Dataset entries
==============================
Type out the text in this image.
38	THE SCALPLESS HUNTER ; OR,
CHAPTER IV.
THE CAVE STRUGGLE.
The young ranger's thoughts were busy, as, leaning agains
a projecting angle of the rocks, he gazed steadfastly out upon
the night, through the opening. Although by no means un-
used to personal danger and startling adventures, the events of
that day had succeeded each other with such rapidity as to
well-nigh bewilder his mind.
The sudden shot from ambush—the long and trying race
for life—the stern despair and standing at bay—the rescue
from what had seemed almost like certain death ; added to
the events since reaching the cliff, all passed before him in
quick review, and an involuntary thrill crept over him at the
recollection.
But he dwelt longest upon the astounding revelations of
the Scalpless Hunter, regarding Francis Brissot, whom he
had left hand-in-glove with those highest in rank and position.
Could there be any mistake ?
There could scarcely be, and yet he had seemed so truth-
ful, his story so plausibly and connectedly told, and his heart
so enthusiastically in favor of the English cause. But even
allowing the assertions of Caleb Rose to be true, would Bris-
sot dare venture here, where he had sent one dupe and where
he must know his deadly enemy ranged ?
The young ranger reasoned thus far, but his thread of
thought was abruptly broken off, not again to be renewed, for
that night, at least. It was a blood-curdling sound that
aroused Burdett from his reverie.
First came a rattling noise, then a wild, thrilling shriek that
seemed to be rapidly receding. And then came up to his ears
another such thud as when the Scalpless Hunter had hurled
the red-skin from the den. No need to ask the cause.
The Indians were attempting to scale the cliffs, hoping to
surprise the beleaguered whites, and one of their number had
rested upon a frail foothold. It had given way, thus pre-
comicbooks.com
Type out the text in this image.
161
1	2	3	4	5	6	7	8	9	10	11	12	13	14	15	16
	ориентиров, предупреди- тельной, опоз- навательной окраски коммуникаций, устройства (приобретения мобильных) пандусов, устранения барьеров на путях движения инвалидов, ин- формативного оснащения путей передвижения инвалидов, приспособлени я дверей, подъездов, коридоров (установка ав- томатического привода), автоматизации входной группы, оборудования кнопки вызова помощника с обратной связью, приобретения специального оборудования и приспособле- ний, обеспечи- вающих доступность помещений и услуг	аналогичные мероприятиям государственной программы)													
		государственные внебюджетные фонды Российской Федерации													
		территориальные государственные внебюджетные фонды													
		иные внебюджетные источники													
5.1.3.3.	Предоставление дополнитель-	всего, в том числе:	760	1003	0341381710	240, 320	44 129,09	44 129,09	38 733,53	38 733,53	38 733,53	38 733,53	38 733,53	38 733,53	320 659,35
==============================
Show every line that contains the word "ranger".

The young ranger's thoughts were busy, as, leaning agains
The young ranger reasoned thus far, but his thread of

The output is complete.